● EXERCISE DESCRIPTION
In the material below, find every line with "BROADSTONE" and pull it out.

-=-=-=-=-

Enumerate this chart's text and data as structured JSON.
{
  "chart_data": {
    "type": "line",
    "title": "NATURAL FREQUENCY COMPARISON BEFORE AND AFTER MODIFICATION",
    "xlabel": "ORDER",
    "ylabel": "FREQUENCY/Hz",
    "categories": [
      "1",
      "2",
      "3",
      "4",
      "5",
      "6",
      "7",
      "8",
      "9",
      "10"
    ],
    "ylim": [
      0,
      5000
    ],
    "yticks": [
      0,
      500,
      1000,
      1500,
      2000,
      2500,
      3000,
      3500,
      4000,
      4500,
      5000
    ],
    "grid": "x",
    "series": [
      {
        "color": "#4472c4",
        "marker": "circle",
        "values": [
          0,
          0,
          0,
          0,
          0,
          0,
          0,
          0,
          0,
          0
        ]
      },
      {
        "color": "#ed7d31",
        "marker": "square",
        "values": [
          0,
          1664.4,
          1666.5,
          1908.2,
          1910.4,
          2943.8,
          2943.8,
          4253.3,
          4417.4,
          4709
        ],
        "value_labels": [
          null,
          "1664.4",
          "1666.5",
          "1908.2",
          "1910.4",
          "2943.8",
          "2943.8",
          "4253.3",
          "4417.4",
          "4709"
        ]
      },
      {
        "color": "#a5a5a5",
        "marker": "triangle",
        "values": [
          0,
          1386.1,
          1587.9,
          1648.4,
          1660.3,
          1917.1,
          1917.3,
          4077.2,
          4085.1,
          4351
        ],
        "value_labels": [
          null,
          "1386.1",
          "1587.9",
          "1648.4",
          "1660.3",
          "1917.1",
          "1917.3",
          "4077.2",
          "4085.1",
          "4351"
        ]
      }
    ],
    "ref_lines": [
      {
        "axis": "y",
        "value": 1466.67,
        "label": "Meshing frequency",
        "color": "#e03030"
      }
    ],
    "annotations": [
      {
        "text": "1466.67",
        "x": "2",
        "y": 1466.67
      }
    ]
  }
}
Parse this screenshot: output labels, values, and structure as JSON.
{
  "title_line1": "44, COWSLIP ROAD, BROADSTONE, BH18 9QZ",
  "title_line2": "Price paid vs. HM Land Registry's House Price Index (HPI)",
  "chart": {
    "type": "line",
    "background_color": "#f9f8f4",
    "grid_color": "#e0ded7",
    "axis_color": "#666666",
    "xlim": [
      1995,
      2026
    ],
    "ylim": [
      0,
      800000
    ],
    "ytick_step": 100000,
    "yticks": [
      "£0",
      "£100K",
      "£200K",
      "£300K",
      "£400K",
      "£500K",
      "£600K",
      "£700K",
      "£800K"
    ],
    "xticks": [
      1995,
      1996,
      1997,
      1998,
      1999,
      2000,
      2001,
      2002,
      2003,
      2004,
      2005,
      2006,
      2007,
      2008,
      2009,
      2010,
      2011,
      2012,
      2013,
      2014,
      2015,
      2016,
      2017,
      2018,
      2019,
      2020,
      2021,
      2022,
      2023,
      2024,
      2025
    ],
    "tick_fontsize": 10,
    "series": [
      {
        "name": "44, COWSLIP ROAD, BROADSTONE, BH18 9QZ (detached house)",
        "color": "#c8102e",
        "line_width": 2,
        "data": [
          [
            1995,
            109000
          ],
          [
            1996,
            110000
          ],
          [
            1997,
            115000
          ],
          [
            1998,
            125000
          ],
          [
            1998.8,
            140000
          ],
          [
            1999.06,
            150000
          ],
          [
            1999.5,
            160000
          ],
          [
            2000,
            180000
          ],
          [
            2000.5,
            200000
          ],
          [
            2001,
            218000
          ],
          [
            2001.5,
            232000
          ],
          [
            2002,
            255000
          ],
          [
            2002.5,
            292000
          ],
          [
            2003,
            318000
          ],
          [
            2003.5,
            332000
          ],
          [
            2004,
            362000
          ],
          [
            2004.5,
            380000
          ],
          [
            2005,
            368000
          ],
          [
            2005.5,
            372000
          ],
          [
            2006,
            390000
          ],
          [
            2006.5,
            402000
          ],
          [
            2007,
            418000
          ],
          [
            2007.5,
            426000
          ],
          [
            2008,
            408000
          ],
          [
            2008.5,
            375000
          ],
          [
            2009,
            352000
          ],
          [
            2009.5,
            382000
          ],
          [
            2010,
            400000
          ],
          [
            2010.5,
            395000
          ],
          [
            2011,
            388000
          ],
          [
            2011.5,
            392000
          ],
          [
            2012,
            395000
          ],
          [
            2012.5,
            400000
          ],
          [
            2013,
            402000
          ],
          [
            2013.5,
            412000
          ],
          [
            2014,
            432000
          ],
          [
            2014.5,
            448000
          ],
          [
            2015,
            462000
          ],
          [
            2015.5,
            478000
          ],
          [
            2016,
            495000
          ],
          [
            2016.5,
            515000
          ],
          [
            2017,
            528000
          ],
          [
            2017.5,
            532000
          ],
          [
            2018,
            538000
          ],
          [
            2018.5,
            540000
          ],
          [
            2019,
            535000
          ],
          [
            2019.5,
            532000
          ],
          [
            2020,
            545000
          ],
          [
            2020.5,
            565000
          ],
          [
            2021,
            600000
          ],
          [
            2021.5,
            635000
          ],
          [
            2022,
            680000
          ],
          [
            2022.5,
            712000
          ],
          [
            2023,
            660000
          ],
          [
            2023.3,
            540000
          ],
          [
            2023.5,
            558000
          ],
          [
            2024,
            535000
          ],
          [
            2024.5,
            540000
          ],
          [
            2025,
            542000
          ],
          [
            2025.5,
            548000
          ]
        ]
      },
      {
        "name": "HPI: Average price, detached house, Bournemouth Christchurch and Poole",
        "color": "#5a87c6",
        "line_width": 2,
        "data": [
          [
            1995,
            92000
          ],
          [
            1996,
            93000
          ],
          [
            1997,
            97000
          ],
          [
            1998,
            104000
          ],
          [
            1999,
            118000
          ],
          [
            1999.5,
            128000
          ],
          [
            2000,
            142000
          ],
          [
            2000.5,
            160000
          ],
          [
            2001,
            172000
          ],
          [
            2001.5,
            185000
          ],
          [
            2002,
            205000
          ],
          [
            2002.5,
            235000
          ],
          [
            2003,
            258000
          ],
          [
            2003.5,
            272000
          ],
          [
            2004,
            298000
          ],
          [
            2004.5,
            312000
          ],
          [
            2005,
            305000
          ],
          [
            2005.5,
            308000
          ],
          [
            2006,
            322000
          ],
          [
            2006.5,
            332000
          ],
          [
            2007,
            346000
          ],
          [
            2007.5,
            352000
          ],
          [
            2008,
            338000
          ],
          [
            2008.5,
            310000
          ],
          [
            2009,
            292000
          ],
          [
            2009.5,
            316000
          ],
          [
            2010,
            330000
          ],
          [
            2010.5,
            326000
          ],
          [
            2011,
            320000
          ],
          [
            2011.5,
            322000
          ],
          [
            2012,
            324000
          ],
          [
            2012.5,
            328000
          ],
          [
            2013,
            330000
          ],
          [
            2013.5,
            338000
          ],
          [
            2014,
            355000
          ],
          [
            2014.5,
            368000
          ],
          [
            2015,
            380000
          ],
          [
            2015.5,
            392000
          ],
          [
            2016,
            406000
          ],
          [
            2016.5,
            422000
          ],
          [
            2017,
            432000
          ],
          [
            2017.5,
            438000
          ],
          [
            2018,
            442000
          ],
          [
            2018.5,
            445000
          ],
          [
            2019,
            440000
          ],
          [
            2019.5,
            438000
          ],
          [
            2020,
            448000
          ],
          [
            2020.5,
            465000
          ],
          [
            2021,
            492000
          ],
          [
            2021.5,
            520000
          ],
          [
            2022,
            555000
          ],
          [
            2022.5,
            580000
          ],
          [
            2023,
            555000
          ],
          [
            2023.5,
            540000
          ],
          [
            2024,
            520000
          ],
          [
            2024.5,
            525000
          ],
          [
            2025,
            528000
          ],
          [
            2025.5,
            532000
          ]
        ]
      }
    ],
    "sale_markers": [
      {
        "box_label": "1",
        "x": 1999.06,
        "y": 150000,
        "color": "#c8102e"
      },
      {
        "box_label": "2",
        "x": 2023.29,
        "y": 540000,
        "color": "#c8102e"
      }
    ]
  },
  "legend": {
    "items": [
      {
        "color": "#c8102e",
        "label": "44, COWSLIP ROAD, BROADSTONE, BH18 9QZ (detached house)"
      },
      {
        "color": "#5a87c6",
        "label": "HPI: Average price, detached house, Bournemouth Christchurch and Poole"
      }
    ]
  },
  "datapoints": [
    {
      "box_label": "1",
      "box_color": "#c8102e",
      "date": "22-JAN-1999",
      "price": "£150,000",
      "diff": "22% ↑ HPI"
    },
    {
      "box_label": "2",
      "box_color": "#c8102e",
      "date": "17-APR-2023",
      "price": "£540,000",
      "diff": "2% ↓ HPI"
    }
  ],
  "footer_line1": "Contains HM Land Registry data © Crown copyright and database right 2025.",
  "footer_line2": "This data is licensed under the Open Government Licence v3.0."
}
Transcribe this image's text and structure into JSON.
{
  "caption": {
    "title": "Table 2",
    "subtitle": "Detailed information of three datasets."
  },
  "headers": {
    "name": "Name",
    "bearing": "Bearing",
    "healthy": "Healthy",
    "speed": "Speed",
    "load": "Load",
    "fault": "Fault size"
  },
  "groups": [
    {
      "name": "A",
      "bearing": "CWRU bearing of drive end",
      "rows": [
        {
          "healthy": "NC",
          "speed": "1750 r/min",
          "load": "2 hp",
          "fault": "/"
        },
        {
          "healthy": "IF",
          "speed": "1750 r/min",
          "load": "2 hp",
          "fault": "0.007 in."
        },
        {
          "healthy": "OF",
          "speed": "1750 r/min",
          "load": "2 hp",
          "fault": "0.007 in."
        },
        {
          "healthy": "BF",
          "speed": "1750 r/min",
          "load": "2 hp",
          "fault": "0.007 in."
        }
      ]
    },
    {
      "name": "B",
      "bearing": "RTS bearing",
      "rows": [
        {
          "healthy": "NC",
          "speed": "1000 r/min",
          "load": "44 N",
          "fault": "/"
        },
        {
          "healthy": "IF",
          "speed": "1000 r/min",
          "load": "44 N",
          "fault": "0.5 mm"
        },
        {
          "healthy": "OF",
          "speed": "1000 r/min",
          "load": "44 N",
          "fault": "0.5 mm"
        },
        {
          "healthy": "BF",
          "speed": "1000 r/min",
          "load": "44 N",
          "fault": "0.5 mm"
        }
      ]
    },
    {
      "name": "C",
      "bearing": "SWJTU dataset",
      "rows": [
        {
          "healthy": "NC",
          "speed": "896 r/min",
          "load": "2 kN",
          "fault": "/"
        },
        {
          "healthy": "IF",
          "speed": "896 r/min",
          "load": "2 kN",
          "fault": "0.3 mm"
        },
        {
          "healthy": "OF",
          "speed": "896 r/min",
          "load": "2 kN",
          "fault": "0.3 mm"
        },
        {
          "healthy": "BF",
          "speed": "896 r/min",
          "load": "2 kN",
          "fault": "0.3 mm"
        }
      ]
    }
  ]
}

-=-=-=-=-

● THE COMPLETED TASK
  "title_line1": "44, COWSLIP ROAD, BROADSTONE, BH18 9QZ",
        "name": "44, COWSLIP ROAD, BROADSTONE, BH18 9QZ (detached house)",
        "label": "44, COWSLIP ROAD, BROADSTONE, BH18 9QZ (detached house)"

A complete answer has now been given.